[Rows from a dataset]
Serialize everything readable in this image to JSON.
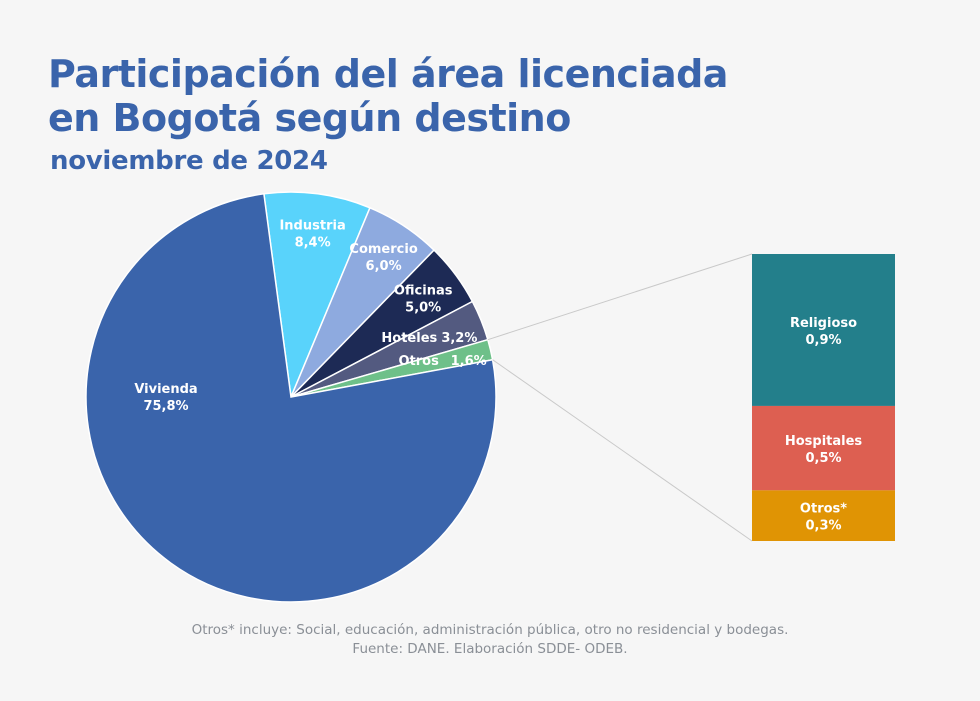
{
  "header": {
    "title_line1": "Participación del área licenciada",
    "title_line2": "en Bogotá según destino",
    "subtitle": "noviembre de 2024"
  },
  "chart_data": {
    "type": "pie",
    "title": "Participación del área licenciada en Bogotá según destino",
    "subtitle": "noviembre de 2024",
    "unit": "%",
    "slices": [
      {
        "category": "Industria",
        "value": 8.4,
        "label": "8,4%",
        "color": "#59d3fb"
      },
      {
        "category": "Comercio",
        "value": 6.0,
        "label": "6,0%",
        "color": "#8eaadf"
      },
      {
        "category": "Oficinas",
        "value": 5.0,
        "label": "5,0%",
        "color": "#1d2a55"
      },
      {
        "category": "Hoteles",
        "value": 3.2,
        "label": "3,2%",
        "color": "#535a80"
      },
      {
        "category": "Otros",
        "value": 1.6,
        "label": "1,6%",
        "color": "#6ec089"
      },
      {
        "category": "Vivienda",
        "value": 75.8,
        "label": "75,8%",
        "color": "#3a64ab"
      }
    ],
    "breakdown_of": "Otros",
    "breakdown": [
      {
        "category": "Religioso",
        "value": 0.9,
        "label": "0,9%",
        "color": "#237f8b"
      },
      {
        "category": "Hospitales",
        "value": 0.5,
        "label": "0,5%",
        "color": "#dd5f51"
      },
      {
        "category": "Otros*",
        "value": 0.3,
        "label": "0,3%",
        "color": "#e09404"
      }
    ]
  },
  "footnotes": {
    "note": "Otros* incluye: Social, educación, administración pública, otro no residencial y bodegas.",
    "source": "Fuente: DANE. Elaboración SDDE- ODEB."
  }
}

(To be done) From the entries above, copy each line holding "licenciada".

(In response)
    "title_line1": "Participación del área licenciada",
    "title": "Participación del área licenciada en Bogotá según destino",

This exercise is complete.